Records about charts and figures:
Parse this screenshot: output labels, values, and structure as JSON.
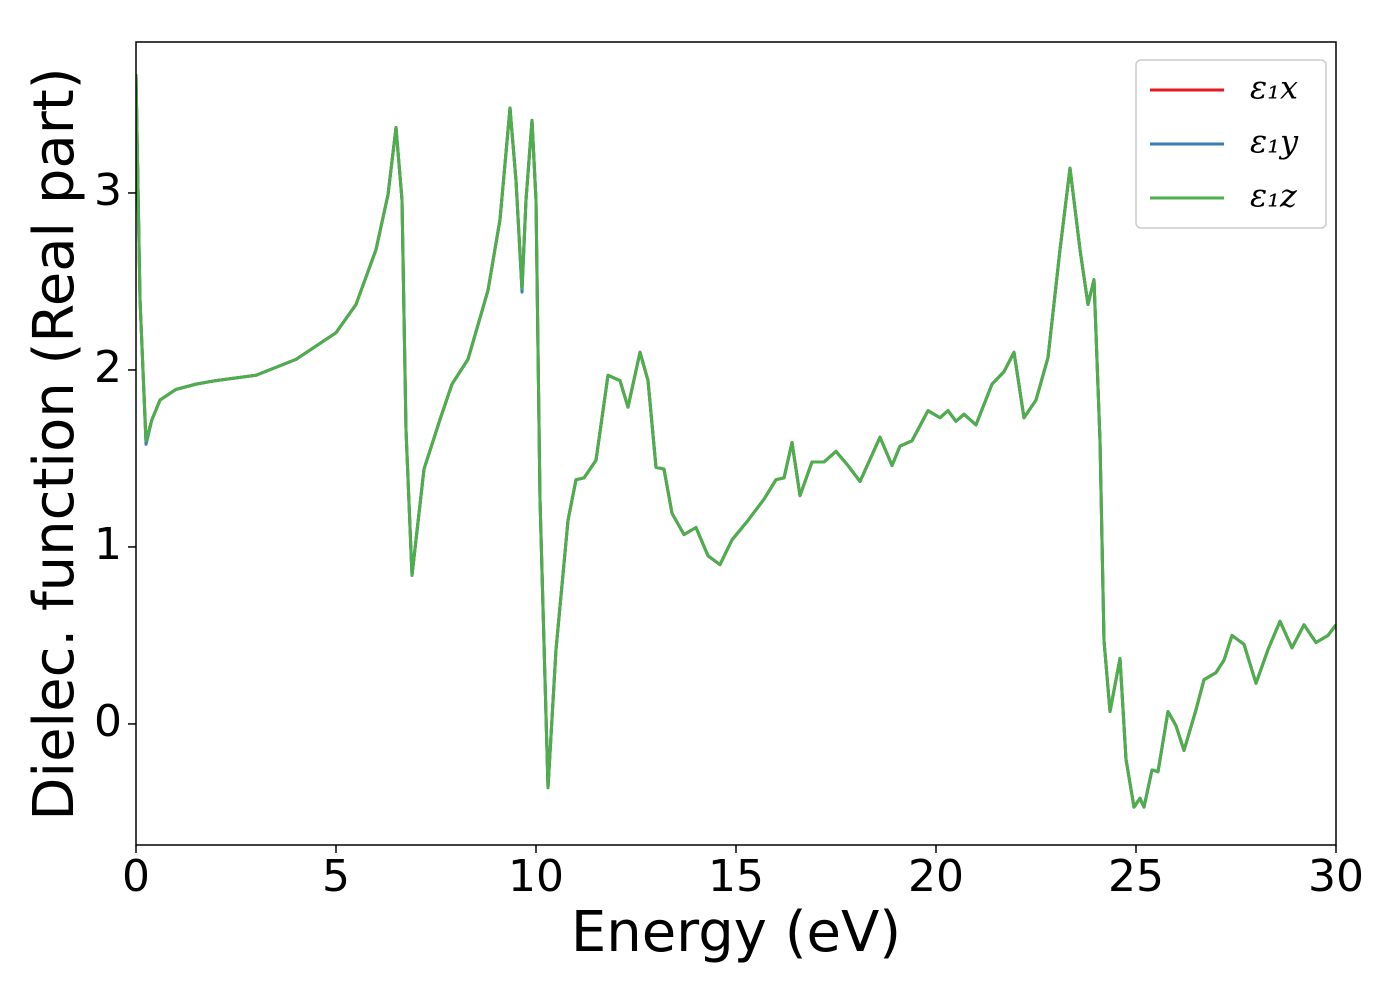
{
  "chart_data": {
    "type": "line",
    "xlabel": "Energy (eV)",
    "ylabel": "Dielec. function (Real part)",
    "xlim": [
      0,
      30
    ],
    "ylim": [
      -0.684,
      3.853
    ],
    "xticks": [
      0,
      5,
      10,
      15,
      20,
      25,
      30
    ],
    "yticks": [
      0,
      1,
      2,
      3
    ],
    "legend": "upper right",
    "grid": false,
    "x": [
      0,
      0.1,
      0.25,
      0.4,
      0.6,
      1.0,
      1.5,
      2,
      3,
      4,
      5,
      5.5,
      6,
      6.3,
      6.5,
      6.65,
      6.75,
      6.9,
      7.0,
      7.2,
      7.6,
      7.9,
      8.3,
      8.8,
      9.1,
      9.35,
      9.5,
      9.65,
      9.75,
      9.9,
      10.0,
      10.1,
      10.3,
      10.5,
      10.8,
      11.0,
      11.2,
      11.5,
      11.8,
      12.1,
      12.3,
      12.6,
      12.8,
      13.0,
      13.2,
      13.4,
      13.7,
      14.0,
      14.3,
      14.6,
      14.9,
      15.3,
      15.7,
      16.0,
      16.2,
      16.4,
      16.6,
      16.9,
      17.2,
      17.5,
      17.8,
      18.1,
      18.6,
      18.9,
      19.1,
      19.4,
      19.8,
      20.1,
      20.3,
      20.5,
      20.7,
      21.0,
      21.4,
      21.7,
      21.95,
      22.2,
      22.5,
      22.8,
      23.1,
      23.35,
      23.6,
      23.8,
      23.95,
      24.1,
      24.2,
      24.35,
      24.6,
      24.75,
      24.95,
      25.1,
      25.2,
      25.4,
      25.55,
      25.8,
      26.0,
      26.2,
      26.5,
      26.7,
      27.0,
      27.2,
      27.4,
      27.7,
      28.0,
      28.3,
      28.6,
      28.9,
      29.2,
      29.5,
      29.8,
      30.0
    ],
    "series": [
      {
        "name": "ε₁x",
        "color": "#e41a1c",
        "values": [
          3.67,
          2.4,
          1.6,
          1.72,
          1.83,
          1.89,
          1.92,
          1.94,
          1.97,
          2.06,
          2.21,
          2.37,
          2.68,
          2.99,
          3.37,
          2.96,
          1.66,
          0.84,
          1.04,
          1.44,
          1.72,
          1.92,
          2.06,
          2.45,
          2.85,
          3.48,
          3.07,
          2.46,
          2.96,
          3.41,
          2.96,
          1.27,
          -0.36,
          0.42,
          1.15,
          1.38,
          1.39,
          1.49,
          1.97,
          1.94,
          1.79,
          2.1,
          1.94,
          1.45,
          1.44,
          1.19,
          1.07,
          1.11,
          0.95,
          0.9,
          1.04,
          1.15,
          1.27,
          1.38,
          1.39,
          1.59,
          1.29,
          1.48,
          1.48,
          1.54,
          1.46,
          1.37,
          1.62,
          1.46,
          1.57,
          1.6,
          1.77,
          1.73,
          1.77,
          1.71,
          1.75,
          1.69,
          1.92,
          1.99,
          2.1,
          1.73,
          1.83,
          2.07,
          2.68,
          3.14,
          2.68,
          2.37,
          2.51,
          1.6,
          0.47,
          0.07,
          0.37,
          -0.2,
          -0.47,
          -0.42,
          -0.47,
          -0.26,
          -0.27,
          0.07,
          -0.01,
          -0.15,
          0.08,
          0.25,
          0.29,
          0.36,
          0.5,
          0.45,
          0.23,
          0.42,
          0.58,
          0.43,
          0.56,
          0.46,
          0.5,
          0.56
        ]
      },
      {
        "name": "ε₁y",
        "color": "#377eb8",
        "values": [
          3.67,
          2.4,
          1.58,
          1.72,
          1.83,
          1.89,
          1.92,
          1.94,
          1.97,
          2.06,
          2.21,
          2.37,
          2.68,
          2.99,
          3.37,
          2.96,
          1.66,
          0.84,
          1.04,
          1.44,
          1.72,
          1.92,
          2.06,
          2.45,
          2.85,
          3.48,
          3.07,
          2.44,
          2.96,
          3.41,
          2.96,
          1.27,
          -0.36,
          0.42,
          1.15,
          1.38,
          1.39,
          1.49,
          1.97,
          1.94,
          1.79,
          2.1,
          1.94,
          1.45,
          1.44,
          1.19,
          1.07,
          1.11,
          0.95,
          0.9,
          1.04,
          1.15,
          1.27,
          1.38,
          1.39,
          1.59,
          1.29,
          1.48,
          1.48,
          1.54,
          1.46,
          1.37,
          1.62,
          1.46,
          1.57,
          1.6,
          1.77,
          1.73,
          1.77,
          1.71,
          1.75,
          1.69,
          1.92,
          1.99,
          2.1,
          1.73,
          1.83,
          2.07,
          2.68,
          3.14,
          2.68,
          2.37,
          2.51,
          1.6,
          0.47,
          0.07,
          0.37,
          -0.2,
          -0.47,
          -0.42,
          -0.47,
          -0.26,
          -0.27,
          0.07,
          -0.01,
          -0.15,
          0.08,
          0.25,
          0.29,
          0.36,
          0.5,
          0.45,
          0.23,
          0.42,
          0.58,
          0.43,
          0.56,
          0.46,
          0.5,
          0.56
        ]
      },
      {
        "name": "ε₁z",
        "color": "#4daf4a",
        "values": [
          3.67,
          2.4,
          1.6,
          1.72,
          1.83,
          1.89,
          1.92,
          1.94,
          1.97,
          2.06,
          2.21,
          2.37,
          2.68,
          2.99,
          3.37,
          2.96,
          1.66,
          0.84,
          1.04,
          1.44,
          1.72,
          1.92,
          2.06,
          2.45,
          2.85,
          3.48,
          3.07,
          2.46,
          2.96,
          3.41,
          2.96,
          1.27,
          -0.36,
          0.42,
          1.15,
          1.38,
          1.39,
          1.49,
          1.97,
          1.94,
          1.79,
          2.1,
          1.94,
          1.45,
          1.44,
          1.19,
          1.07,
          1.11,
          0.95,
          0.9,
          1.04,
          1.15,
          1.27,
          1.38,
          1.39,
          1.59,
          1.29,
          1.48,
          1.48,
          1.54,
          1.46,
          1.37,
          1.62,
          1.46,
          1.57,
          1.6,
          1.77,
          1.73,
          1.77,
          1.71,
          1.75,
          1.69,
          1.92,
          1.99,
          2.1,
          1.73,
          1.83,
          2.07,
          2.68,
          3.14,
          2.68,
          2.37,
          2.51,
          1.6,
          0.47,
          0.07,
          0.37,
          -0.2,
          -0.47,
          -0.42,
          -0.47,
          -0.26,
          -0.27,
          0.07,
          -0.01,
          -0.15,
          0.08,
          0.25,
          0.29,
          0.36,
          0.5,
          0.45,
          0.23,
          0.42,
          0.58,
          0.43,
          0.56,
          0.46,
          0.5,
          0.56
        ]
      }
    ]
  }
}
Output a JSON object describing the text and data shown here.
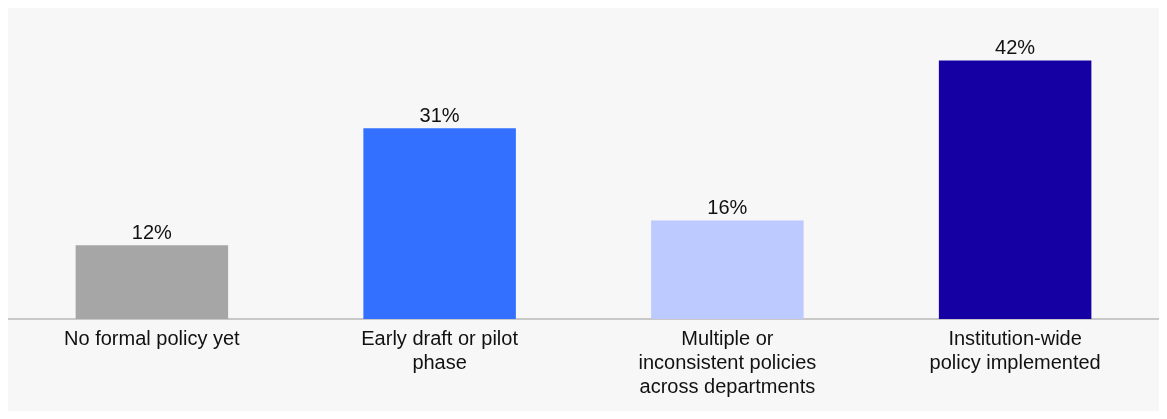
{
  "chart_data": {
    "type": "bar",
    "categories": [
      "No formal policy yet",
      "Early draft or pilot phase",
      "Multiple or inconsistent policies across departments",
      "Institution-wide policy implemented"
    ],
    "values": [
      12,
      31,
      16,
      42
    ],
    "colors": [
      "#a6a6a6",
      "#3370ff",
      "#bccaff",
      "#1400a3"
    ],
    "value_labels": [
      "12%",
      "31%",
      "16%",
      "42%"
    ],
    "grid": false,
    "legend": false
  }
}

**Requirement:** Transcribe all the records above word for word, without their images.

**Written response:**
Parse this screenshot: output labels, values, and structure as JSON.
{
  "chart_data": {
    "type": "line",
    "xlabel": "Energy (eV)",
    "ylabel": "Dielec. function (Real part)",
    "xlim": [
      0,
      30
    ],
    "ylim": [
      -0.684,
      3.853
    ],
    "xticks": [
      0,
      5,
      10,
      15,
      20,
      25,
      30
    ],
    "yticks": [
      0,
      1,
      2,
      3
    ],
    "legend": "upper right",
    "grid": false,
    "x": [
      0,
      0.1,
      0.25,
      0.4,
      0.6,
      1.0,
      1.5,
      2,
      3,
      4,
      5,
      5.5,
      6,
      6.3,
      6.5,
      6.65,
      6.75,
      6.9,
      7.0,
      7.2,
      7.6,
      7.9,
      8.3,
      8.8,
      9.1,
      9.35,
      9.5,
      9.65,
      9.75,
      9.9,
      10.0,
      10.1,
      10.3,
      10.5,
      10.8,
      11.0,
      11.2,
      11.5,
      11.8,
      12.1,
      12.3,
      12.6,
      12.8,
      13.0,
      13.2,
      13.4,
      13.7,
      14.0,
      14.3,
      14.6,
      14.9,
      15.3,
      15.7,
      16.0,
      16.2,
      16.4,
      16.6,
      16.9,
      17.2,
      17.5,
      17.8,
      18.1,
      18.6,
      18.9,
      19.1,
      19.4,
      19.8,
      20.1,
      20.3,
      20.5,
      20.7,
      21.0,
      21.4,
      21.7,
      21.95,
      22.2,
      22.5,
      22.8,
      23.1,
      23.35,
      23.6,
      23.8,
      23.95,
      24.1,
      24.2,
      24.35,
      24.6,
      24.75,
      24.95,
      25.1,
      25.2,
      25.4,
      25.55,
      25.8,
      26.0,
      26.2,
      26.5,
      26.7,
      27.0,
      27.2,
      27.4,
      27.7,
      28.0,
      28.3,
      28.6,
      28.9,
      29.2,
      29.5,
      29.8,
      30.0
    ],
    "series": [
      {
        "name": "ε₁x",
        "color": "#e41a1c",
        "values": [
          3.67,
          2.4,
          1.6,
          1.72,
          1.83,
          1.89,
          1.92,
          1.94,
          1.97,
          2.06,
          2.21,
          2.37,
          2.68,
          2.99,
          3.37,
          2.96,
          1.66,
          0.84,
          1.04,
          1.44,
          1.72,
          1.92,
          2.06,
          2.45,
          2.85,
          3.48,
          3.07,
          2.46,
          2.96,
          3.41,
          2.96,
          1.27,
          -0.36,
          0.42,
          1.15,
          1.38,
          1.39,
          1.49,
          1.97,
          1.94,
          1.79,
          2.1,
          1.94,
          1.45,
          1.44,
          1.19,
          1.07,
          1.11,
          0.95,
          0.9,
          1.04,
          1.15,
          1.27,
          1.38,
          1.39,
          1.59,
          1.29,
          1.48,
          1.48,
          1.54,
          1.46,
          1.37,
          1.62,
          1.46,
          1.57,
          1.6,
          1.77,
          1.73,
          1.77,
          1.71,
          1.75,
          1.69,
          1.92,
          1.99,
          2.1,
          1.73,
          1.83,
          2.07,
          2.68,
          3.14,
          2.68,
          2.37,
          2.51,
          1.6,
          0.47,
          0.07,
          0.37,
          -0.2,
          -0.47,
          -0.42,
          -0.47,
          -0.26,
          -0.27,
          0.07,
          -0.01,
          -0.15,
          0.08,
          0.25,
          0.29,
          0.36,
          0.5,
          0.45,
          0.23,
          0.42,
          0.58,
          0.43,
          0.56,
          0.46,
          0.5,
          0.56
        ]
      },
      {
        "name": "ε₁y",
        "color": "#377eb8",
        "values": [
          3.67,
          2.4,
          1.58,
          1.72,
          1.83,
          1.89,
          1.92,
          1.94,
          1.97,
          2.06,
          2.21,
          2.37,
          2.68,
          2.99,
          3.37,
          2.96,
          1.66,
          0.84,
          1.04,
          1.44,
          1.72,
          1.92,
          2.06,
          2.45,
          2.85,
          3.48,
          3.07,
          2.44,
          2.96,
          3.41,
          2.96,
          1.27,
          -0.36,
          0.42,
          1.15,
          1.38,
          1.39,
          1.49,
          1.97,
          1.94,
          1.79,
          2.1,
          1.94,
          1.45,
          1.44,
          1.19,
          1.07,
          1.11,
          0.95,
          0.9,
          1.04,
          1.15,
          1.27,
          1.38,
          1.39,
          1.59,
          1.29,
          1.48,
          1.48,
          1.54,
          1.46,
          1.37,
          1.62,
          1.46,
          1.57,
          1.6,
          1.77,
          1.73,
          1.77,
          1.71,
          1.75,
          1.69,
          1.92,
          1.99,
          2.1,
          1.73,
          1.83,
          2.07,
          2.68,
          3.14,
          2.68,
          2.37,
          2.51,
          1.6,
          0.47,
          0.07,
          0.37,
          -0.2,
          -0.47,
          -0.42,
          -0.47,
          -0.26,
          -0.27,
          0.07,
          -0.01,
          -0.15,
          0.08,
          0.25,
          0.29,
          0.36,
          0.5,
          0.45,
          0.23,
          0.42,
          0.58,
          0.43,
          0.56,
          0.46,
          0.5,
          0.56
        ]
      },
      {
        "name": "ε₁z",
        "color": "#4daf4a",
        "values": [
          3.67,
          2.4,
          1.6,
          1.72,
          1.83,
          1.89,
          1.92,
          1.94,
          1.97,
          2.06,
          2.21,
          2.37,
          2.68,
          2.99,
          3.37,
          2.96,
          1.66,
          0.84,
          1.04,
          1.44,
          1.72,
          1.92,
          2.06,
          2.45,
          2.85,
          3.48,
          3.07,
          2.46,
          2.96,
          3.41,
          2.96,
          1.27,
          -0.36,
          0.42,
          1.15,
          1.38,
          1.39,
          1.49,
          1.97,
          1.94,
          1.79,
          2.1,
          1.94,
          1.45,
          1.44,
          1.19,
          1.07,
          1.11,
          0.95,
          0.9,
          1.04,
          1.15,
          1.27,
          1.38,
          1.39,
          1.59,
          1.29,
          1.48,
          1.48,
          1.54,
          1.46,
          1.37,
          1.62,
          1.46,
          1.57,
          1.6,
          1.77,
          1.73,
          1.77,
          1.71,
          1.75,
          1.69,
          1.92,
          1.99,
          2.1,
          1.73,
          1.83,
          2.07,
          2.68,
          3.14,
          2.68,
          2.37,
          2.51,
          1.6,
          0.47,
          0.07,
          0.37,
          -0.2,
          -0.47,
          -0.42,
          -0.47,
          -0.26,
          -0.27,
          0.07,
          -0.01,
          -0.15,
          0.08,
          0.25,
          0.29,
          0.36,
          0.5,
          0.45,
          0.23,
          0.42,
          0.58,
          0.43,
          0.56,
          0.46,
          0.5,
          0.56
        ]
      }
    ]
  }
}
Output a JSON object describing the text and data shown here.
{
  "chart_data": {
    "type": "bar",
    "categories": [
      "No formal policy yet",
      "Early draft or pilot phase",
      "Multiple or inconsistent policies across departments",
      "Institution-wide policy implemented"
    ],
    "values": [
      12,
      31,
      16,
      42
    ],
    "colors": [
      "#a6a6a6",
      "#3370ff",
      "#bccaff",
      "#1400a3"
    ],
    "value_labels": [
      "12%",
      "31%",
      "16%",
      "42%"
    ],
    "grid": false,
    "legend": false
  }
}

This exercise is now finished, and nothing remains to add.